▸ **Aim**: Write out, precisely and in full, each line of the material.

-- begin --

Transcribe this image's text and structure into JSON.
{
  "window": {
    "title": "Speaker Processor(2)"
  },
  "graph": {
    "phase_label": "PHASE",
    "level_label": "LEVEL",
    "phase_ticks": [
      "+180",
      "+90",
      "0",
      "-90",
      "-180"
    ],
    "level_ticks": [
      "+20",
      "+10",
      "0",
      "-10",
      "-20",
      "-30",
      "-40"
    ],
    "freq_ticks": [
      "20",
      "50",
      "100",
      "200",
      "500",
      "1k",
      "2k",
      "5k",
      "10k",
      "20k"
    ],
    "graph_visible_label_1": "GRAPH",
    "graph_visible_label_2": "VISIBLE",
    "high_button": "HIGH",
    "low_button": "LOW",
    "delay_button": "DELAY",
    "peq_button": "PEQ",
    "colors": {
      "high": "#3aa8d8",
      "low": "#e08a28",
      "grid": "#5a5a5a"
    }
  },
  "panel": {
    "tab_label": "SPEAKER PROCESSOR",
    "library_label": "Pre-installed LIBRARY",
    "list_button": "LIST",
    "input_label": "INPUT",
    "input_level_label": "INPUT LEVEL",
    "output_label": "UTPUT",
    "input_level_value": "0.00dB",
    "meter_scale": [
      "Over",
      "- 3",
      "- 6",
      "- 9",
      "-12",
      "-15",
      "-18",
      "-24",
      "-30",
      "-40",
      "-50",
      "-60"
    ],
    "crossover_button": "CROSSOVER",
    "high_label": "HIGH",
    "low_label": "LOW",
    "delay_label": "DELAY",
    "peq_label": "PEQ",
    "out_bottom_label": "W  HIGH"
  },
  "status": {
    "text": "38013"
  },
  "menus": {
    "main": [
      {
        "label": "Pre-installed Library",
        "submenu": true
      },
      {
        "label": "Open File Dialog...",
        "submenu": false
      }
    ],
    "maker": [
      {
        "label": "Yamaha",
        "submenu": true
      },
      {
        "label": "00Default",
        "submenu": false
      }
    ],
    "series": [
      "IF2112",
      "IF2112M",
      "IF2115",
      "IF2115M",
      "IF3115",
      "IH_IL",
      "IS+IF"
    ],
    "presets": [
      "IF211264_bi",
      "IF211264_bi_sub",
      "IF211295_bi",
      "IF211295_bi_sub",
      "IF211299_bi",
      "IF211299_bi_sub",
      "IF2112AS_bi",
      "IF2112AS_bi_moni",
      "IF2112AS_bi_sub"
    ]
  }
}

-- end --

▸ **Result for this exercise**:
Transcribe this image's text and structure into JSON.
{
  "window": {
    "title": "Speaker Processor(2)"
  },
  "graph": {
    "phase_label": "PHASE",
    "level_label": "LEVEL",
    "phase_ticks": [
      "+180",
      "+90",
      "0",
      "-90",
      "-180"
    ],
    "level_ticks": [
      "+20",
      "+10",
      "0",
      "-10",
      "-20",
      "-30",
      "-40"
    ],
    "freq_ticks": [
      "20",
      "50",
      "100",
      "200",
      "500",
      "1k",
      "2k",
      "5k",
      "10k",
      "20k"
    ],
    "graph_visible_label_1": "GRAPH",
    "graph_visible_label_2": "VISIBLE",
    "high_button": "HIGH",
    "low_button": "LOW",
    "delay_button": "DELAY",
    "peq_button": "PEQ",
    "colors": {
      "high": "#3aa8d8",
      "low": "#e08a28",
      "grid": "#5a5a5a"
    }
  },
  "panel": {
    "tab_label": "SPEAKER PROCESSOR",
    "library_label": "Pre-installed LIBRARY",
    "list_button": "LIST",
    "input_label": "INPUT",
    "input_level_label": "INPUT LEVEL",
    "output_label": "UTPUT",
    "input_level_value": "0.00dB",
    "meter_scale": [
      "Over",
      "- 3",
      "- 6",
      "- 9",
      "-12",
      "-15",
      "-18",
      "-24",
      "-30",
      "-40",
      "-50",
      "-60"
    ],
    "crossover_button": "CROSSOVER",
    "high_label": "HIGH",
    "low_label": "LOW",
    "delay_label": "DELAY",
    "peq_label": "PEQ",
    "out_bottom_label": "W  HIGH"
  },
  "status": {
    "text": "38013"
  },
  "menus": {
    "main": [
      {
        "label": "Pre-installed Library",
        "submenu": true
      },
      {
        "label": "Open File Dialog...",
        "submenu": false
      }
    ],
    "maker": [
      {
        "label": "Yamaha",
        "submenu": true
      },
      {
        "label": "00Default",
        "submenu": false
      }
    ],
    "series": [
      "IF2112",
      "IF2112M",
      "IF2115",
      "IF2115M",
      "IF3115",
      "IH_IL",
      "IS+IF"
    ],
    "presets": [
      "IF211264_bi",
      "IF211264_bi_sub",
      "IF211295_bi",
      "IF211295_bi_sub",
      "IF211299_bi",
      "IF211299_bi_sub",
      "IF2112AS_bi",
      "IF2112AS_bi_moni",
      "IF2112AS_bi_sub"
    ]
  }
}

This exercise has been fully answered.